## Exercise directions
Copy out each line that has "title" in it.

## Given entries
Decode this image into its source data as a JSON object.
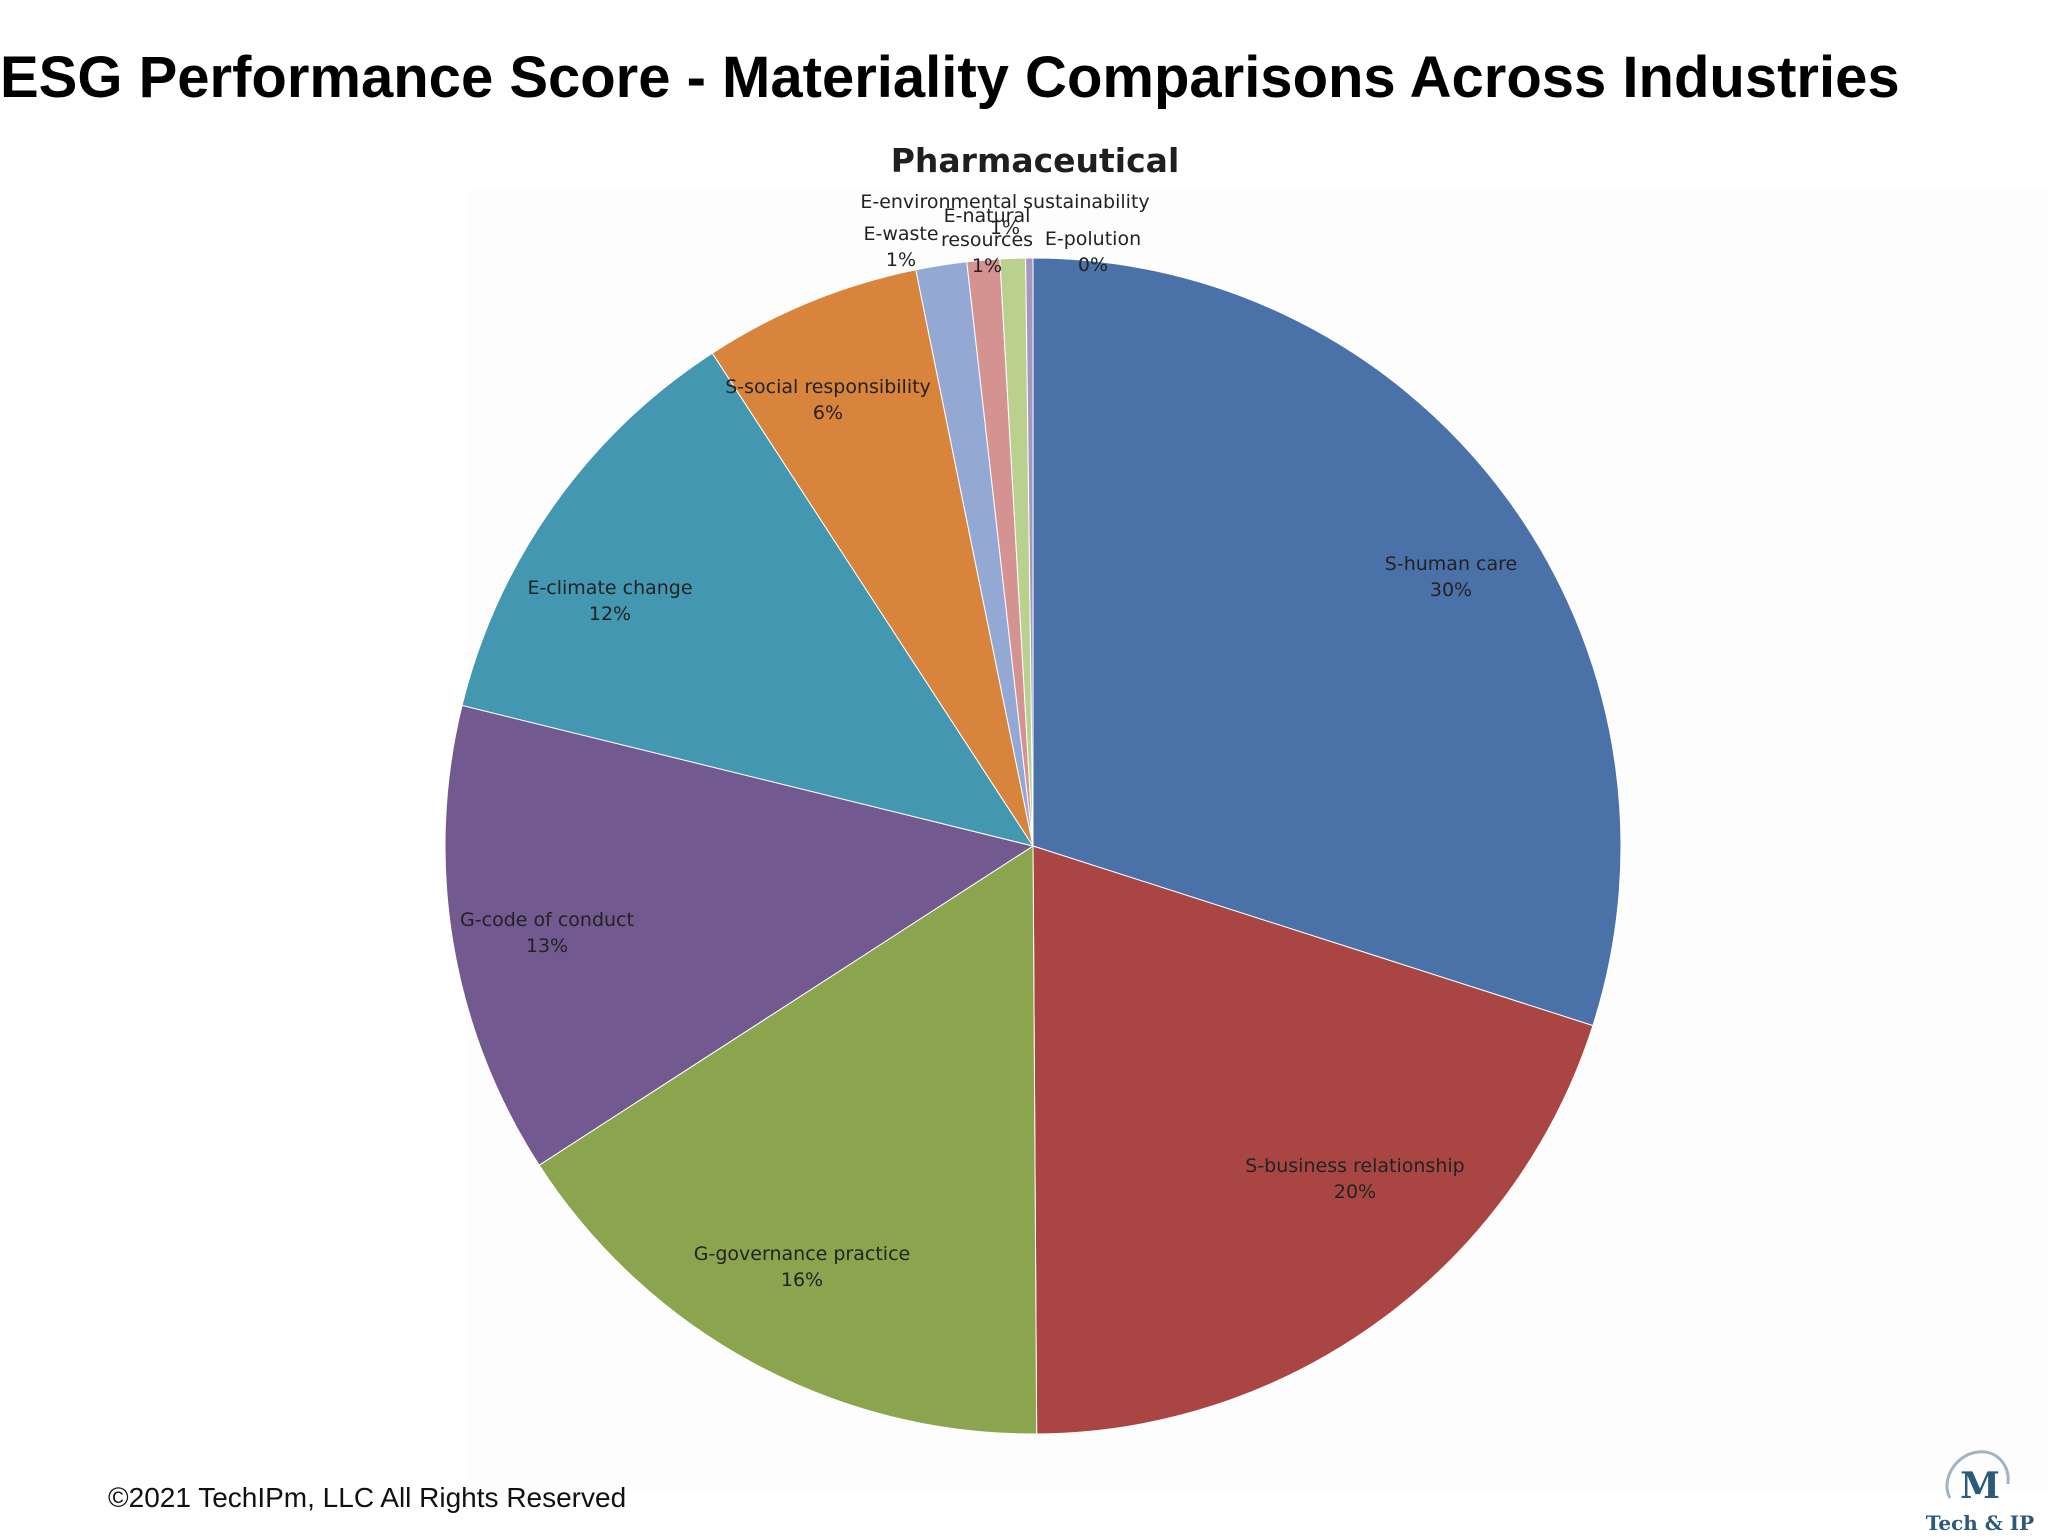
{
  "page": {
    "title": "ESG Performance Score - Materiality Comparisons Across Industries",
    "footer": "©2021 TechIPm, LLC All Rights Reserved"
  },
  "logo": {
    "letter": "M",
    "text": "Tech & IP",
    "color": "#2d5a7a"
  },
  "chart_data": {
    "type": "pie",
    "title": "Pharmaceutical",
    "slices": [
      {
        "label": "S-human care",
        "value_label": "30%",
        "value": 30.0,
        "color": "#4a72a8"
      },
      {
        "label": "S-business relationship",
        "value_label": "20%",
        "value": 20.0,
        "color": "#a94644"
      },
      {
        "label": "G-governance practice",
        "value_label": "16%",
        "value": 16.0,
        "color": "#8ba54e"
      },
      {
        "label": "G-code of conduct",
        "value_label": "13%",
        "value": 13.0,
        "color": "#72598f"
      },
      {
        "label": "E-climate change",
        "value_label": "12%",
        "value": 12.0,
        "color": "#4397b1"
      },
      {
        "label": "S-social responsibility",
        "value_label": "6%",
        "value": 6.0,
        "color": "#d9843c"
      },
      {
        "label": "E-waste",
        "value_label": "1%",
        "value": 1.4,
        "color": "#93a9d4"
      },
      {
        "label": "E-natural resources",
        "value_label": "1%",
        "value": 0.9,
        "color": "#d49391"
      },
      {
        "label": "E-environmental sustainability",
        "value_label": "1%",
        "value": 0.7,
        "color": "#b9d08f"
      },
      {
        "label": "E-polution",
        "value_label": "0%",
        "value": 0.2,
        "color": "#a796bf"
      }
    ]
  }
}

## Written solution
    "title": "ESG Performance Score - Materiality Comparisons Across Industries",
    "title": "Pharmaceutical",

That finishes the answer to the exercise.